* [Text for analysis]:
-- Opening Marker --

New Guidelines for Cardiogenic Shock Push for Regionalized Care, More Research
The multidisciplinary document makes the case for a hub-and-spoke management system with echoes in STEMI and trauma care.
The American Heart Association has issued a new scientific statement summarizing the contemporary management of cardiogenic shock—the first time such a stand-alone, multidisciplinary document has been developed for this life-threatening condition.
Previously, guidance on cardiogenic shock has been included in European and American documents covering STEMI and NSTE ACS. According to writing group chair Sean van Diepen, MD (University of Alberta, Edmonton, Canada), these guidelines are the first from an international society and the first to involve a multidisciplinary group, consisting of general cardiologists, interventional cardiologists, heart failure and transplant experts, surgeons, a pharmacist, a nurse, and a cardiac intensivist.
“Cardiogenic shock guidelines have previously been divided among other subspecialized guideline documents including ACS, heart failure, hypertrophic cardiomyopathy, etc.,” van Diepen said. “So one of the goals of this document was to create a single resource for the broad-based management of cardiogenic shock.”
The new guidelines, published online September 18, 2017, ahead of print in Circulation, include “pragmatic and clinical trial” definitions of cardiogenic shock, provide historical perspectives, and detail the pathophysiology and pathogenesis of the condition. They also offer clear differentiation of different cardiogenic shock phenotypes, emphasizing that cardiogenic shock can have a “hemodynamically diverse presentation,” van Diepen noted.
“Although most patients are classically ‘cold and wet,’ there should be increasing recognition of vasodilatory and euvolemic cardiogenic shock,” he said. “We also advocate for more hemodynamically guided medical management of these diverse shock presentations. That is, there shouldn't be one [choice of] vasopressor/inotrope, but rather physicians should consider the hemodynamic phenotype in the selection of their vasoactive agents.”
A key component of the guidelines is its proposed integrated cardiogenic shock care pathway, including the concept of hub-and-spoke systems that incorporate mobile cardiogenic shock teams.
“We know both anecdotally and from the published literature that these systems have been popping up, but until now there hasn’t been a framework for cardiogenic shock management on a regional level,” van Diepen said. These systems, he added, can be created to mirror existing STEMI or trauma systems wherein the care of the sickest patients is centralized at cardiogenic shock hub centers.
The decision on whether to take a patient directly to a hub center depends, he added, on the distance between the hub and spoke hospital, and the capabilities of the spoke centers. In some circumstances, if a patient has an acute MI complicated by cardiogenic shock and is close to a PCI center, “it may make sense to present to the PCI-capable hospital,” he said. “Then, if the patient does not rapidly improve or deteriorates, mobile cardiogenic shock teams could provide support to the spoke center.”
The guidelines advocate for an early invasive strategy in the setting of ACS, with fibrinolysis only considered in patients with cardiogenic shock associated with STEMI where an early invasive approach is not possible. Guidance is also provided related to adjunctive pharmacotherapy, revascularization type, and medical management. “In the settings of moderate-to-severe cardiogenic shock and in those not expected to recover, we also advocate for timely mechanical circulatory support after assessment by a multidisciplinary shock team,” van Diepen said. Temporary mechanical circulatory support can be considered prior to reperfusion in the cases of refractory cardiac arrest or shock, the guidelines note.

-- Closing Marker --

(Stored data entries)
-- Opening Marker --

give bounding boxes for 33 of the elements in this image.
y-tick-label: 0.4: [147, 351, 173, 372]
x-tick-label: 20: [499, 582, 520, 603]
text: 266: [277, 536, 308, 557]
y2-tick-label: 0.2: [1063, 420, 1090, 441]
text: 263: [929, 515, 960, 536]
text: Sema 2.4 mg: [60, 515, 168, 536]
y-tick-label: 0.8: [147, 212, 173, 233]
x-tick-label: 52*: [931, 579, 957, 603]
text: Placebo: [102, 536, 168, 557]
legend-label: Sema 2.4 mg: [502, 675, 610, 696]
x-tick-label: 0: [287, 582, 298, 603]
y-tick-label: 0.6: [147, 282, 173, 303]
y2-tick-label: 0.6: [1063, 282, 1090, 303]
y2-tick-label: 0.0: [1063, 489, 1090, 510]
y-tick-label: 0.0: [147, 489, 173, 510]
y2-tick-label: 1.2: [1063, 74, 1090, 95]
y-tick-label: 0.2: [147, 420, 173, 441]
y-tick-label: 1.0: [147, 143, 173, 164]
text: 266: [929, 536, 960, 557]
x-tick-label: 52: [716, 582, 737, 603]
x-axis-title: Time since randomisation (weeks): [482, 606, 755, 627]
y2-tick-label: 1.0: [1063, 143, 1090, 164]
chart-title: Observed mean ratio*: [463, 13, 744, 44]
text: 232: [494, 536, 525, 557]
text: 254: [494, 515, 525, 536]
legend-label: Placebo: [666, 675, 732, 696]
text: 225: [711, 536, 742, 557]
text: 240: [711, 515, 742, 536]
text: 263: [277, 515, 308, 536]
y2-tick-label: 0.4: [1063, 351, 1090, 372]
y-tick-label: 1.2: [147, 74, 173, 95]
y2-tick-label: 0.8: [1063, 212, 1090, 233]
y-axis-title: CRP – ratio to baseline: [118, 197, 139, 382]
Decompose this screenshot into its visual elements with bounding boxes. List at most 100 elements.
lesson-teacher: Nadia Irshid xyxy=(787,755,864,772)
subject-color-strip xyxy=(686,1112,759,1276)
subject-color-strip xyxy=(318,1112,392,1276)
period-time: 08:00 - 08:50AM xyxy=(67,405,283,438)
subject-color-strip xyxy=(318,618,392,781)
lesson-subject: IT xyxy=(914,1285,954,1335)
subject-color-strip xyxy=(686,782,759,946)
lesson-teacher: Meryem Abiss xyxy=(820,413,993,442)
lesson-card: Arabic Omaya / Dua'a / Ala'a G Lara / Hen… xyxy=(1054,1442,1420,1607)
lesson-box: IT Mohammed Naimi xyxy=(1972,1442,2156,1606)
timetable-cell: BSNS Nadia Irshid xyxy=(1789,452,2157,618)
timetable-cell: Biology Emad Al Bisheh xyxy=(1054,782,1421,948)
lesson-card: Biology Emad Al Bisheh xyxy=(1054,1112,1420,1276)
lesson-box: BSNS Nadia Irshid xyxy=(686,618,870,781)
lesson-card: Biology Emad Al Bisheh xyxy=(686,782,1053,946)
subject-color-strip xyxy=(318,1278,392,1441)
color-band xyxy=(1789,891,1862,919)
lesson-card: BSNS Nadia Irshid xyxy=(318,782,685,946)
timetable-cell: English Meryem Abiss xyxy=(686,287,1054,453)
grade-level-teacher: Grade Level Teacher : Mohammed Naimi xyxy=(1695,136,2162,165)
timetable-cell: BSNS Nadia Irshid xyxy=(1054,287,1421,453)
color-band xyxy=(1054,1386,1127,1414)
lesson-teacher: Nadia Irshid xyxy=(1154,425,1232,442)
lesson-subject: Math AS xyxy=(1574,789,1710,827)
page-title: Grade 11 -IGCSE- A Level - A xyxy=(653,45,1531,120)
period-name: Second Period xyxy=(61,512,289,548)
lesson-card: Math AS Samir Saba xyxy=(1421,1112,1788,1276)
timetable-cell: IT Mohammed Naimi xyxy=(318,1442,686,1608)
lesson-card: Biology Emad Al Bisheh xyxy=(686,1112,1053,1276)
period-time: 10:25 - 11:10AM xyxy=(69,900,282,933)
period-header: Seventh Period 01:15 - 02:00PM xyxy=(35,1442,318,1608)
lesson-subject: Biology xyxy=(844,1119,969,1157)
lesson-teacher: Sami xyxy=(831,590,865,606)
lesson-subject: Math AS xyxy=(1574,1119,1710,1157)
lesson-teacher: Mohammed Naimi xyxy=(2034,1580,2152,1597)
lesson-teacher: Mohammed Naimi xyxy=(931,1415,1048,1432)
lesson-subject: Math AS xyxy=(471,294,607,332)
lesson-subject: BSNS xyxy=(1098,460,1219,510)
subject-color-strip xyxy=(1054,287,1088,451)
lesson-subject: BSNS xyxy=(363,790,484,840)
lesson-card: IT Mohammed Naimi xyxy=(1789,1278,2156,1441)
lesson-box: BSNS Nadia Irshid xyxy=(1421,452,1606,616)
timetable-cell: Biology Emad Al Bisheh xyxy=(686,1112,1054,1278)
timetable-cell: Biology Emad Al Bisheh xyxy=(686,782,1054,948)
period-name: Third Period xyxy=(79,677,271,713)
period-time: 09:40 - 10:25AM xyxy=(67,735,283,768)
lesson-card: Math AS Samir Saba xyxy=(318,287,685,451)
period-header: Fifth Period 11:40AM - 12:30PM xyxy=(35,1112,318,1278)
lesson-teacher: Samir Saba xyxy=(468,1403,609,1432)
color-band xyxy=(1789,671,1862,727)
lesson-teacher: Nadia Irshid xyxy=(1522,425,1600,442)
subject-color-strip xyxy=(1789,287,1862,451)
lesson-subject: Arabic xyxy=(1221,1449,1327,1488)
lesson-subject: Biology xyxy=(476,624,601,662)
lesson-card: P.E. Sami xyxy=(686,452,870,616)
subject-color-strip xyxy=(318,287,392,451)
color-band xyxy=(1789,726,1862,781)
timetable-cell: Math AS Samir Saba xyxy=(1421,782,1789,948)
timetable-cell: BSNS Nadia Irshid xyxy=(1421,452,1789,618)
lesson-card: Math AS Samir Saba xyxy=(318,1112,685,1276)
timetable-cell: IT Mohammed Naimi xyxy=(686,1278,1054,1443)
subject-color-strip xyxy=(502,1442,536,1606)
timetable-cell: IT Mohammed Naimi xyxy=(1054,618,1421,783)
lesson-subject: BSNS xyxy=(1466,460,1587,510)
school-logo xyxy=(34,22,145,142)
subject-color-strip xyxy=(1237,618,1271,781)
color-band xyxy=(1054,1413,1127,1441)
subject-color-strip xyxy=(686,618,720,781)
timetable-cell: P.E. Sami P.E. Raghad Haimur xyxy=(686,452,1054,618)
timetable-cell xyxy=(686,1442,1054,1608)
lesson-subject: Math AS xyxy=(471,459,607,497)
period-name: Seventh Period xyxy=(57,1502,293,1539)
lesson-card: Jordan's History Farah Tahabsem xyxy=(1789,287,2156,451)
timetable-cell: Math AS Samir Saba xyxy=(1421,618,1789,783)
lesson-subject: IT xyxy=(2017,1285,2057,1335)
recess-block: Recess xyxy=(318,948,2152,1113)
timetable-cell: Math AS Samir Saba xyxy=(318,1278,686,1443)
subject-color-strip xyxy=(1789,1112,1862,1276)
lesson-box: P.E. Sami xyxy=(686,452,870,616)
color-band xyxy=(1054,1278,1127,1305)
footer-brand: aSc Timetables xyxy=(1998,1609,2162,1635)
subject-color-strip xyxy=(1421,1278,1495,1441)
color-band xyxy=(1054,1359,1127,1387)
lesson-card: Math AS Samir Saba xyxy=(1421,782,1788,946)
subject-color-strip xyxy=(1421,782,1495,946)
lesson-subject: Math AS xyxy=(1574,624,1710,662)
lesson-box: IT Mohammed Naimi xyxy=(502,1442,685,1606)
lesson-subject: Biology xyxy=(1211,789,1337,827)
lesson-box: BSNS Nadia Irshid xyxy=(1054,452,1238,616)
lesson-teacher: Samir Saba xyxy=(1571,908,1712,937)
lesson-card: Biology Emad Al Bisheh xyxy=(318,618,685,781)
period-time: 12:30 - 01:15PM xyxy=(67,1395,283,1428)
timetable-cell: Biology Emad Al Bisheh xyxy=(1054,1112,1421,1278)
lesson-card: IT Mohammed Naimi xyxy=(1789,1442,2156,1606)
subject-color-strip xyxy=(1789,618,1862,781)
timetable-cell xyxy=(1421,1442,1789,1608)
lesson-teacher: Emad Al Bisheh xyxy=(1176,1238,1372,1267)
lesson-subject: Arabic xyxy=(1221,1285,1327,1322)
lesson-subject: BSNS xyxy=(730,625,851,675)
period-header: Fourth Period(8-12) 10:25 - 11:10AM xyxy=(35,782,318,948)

-- Closing Marker --

* [Task instructions]: Using the cardiogenic shock article, explain in one to three sentences why the writing group set out to produce a single stand-alone document on cardiogenic shock.

* [Solution]: Guidance on cardiogenic shock had previously been divided among other subspecialized guideline documents, including those on ACS, heart failure, and hypertrophic cardiomyopathy. One goal of the new document was therefore to create a single resource for the broad-based management of cardiogenic shock.